■ **Short exercise**: Identify and pull out each line of the entries in which "Angular" occurs.

>> BEGIN

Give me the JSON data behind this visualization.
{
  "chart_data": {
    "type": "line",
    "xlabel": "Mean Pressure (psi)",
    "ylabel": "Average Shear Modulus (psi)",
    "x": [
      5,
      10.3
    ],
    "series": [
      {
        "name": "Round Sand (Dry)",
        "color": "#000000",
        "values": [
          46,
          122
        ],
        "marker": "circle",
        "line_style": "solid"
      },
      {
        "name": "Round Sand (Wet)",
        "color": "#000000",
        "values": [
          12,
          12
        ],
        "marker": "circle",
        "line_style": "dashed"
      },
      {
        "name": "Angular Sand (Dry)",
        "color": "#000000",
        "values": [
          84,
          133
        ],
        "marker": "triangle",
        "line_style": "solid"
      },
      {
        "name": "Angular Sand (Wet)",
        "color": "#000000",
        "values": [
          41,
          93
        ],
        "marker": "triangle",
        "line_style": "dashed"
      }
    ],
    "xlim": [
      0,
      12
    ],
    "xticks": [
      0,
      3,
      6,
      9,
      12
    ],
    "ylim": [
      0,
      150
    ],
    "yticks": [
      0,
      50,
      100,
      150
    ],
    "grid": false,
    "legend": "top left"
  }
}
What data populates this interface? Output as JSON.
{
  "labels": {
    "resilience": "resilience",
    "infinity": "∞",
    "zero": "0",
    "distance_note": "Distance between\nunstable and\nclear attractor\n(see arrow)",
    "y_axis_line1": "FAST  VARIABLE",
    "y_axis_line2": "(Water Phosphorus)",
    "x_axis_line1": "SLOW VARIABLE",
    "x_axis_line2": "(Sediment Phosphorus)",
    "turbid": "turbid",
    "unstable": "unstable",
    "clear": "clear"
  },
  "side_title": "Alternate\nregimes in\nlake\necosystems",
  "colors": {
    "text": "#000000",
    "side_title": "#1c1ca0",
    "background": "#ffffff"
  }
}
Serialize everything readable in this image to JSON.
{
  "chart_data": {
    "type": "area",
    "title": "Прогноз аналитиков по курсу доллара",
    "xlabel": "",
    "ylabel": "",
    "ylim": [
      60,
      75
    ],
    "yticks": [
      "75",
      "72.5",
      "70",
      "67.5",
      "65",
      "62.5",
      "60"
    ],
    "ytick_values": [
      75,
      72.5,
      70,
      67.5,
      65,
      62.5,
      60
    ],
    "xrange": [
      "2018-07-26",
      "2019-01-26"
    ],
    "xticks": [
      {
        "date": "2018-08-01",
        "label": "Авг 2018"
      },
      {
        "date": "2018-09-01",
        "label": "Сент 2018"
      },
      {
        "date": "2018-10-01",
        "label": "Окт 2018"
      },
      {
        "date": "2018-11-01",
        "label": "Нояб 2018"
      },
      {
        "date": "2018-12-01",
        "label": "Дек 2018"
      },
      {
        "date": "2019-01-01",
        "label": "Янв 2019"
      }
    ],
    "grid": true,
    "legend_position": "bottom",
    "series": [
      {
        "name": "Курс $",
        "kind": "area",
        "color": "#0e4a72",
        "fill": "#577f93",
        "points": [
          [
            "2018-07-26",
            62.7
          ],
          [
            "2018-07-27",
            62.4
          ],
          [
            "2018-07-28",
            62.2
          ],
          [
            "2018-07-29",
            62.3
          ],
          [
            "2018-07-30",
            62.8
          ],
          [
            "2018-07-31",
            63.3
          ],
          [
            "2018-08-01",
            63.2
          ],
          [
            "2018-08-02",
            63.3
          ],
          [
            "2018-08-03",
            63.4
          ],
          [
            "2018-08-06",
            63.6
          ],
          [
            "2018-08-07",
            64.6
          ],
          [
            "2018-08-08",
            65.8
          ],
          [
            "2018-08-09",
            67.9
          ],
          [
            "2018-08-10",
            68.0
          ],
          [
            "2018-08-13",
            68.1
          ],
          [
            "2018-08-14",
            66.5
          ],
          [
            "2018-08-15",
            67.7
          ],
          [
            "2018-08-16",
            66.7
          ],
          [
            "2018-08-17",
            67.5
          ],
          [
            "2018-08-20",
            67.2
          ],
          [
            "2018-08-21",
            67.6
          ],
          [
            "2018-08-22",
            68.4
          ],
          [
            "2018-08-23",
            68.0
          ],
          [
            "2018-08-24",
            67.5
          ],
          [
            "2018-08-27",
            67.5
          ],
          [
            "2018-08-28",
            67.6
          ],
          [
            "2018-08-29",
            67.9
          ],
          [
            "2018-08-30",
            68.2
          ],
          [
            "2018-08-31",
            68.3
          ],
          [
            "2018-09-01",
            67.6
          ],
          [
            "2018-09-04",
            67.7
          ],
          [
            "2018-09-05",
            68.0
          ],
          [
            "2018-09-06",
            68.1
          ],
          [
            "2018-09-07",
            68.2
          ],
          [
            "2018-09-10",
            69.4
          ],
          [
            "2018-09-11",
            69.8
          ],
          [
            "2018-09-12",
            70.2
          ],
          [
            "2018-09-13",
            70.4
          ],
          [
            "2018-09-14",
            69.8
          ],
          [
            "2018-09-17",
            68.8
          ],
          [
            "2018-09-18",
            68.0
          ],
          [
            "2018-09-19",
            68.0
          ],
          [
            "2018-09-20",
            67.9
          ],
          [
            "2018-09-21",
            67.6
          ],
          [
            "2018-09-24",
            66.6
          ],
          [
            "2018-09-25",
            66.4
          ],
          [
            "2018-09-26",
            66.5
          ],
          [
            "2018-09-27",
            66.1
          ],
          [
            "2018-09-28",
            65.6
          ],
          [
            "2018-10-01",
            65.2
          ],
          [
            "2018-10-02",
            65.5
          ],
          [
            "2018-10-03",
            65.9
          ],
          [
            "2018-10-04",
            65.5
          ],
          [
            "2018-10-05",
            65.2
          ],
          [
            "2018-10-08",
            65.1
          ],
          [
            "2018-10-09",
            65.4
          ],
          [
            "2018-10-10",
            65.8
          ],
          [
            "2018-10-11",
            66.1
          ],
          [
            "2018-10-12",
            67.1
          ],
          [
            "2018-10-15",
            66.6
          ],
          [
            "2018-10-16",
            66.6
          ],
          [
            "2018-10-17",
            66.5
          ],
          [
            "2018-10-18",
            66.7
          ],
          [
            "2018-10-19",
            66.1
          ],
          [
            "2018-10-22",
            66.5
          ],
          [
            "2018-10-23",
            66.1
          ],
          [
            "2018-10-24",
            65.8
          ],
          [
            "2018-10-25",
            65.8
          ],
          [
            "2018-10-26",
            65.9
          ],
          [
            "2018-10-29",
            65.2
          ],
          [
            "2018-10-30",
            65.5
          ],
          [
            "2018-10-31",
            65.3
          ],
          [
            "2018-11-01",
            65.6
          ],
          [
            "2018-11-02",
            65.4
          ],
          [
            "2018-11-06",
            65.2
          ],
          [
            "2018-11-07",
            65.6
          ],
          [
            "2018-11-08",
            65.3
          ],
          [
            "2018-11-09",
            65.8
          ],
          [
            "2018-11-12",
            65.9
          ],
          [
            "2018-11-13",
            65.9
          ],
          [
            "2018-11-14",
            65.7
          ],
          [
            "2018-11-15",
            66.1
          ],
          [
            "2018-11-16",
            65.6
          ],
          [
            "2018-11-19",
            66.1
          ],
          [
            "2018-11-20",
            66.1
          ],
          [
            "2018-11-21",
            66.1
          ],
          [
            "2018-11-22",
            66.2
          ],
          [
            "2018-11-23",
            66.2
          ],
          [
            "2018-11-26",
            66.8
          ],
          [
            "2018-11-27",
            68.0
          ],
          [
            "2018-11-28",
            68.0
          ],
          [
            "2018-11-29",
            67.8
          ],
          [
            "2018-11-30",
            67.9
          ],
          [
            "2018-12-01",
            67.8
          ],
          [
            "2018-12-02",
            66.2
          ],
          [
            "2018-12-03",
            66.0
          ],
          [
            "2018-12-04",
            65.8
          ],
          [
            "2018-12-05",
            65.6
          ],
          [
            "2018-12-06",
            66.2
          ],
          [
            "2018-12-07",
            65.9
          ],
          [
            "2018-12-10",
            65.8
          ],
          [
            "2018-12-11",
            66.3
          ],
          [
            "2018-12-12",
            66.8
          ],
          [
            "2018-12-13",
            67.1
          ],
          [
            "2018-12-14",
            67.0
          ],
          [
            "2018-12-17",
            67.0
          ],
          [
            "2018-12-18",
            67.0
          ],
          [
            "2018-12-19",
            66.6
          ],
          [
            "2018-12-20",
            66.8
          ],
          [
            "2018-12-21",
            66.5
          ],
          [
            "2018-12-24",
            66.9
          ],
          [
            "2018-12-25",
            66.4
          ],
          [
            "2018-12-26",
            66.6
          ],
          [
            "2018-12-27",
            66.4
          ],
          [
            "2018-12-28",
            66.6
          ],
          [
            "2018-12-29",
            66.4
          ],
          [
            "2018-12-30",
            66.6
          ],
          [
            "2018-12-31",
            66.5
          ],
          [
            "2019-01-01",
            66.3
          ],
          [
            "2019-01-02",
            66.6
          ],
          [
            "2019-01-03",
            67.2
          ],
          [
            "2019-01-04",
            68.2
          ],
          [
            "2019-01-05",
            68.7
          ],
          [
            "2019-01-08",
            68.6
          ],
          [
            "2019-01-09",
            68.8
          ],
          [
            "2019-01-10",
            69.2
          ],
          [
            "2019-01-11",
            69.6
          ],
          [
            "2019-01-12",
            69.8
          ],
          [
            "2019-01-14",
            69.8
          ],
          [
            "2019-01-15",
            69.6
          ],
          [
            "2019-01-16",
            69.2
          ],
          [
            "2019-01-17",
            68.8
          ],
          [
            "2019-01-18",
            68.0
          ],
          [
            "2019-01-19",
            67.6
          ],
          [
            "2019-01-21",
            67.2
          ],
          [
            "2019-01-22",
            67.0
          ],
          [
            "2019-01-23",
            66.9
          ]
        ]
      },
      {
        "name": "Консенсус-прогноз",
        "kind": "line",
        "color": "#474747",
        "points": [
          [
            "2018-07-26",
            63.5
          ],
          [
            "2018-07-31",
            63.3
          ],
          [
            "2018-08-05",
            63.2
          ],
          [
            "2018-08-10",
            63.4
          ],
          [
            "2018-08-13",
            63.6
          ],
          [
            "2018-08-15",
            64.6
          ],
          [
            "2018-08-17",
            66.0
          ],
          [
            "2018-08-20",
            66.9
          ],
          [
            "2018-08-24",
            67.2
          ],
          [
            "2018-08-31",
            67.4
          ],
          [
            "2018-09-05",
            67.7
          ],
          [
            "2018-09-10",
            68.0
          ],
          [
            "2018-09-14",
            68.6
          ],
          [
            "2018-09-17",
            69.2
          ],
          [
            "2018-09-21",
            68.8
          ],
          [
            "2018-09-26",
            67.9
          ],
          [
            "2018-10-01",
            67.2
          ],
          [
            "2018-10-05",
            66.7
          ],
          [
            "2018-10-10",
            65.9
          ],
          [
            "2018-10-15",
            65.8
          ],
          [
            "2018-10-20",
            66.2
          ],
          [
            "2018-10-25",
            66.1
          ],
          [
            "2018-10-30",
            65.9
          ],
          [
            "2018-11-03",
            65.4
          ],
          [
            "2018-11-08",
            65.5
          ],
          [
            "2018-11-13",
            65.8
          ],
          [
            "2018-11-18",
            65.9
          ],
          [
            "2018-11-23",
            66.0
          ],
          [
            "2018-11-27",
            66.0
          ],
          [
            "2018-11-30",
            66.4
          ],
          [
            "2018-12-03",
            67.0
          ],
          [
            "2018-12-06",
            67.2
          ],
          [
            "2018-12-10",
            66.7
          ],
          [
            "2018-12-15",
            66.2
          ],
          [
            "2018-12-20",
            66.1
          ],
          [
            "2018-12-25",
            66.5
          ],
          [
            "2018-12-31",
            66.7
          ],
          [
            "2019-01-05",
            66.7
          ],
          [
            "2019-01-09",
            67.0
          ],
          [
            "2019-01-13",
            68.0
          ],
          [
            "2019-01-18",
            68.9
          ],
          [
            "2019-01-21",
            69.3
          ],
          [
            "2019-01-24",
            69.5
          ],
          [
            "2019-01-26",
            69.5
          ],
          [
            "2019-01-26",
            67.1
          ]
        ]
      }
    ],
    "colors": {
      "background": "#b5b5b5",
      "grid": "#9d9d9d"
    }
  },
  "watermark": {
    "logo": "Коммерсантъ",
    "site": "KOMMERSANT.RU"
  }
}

>> END

■ **The response**:
        "name": "Angular Sand (Dry)",
        "name": "Angular Sand (Wet)",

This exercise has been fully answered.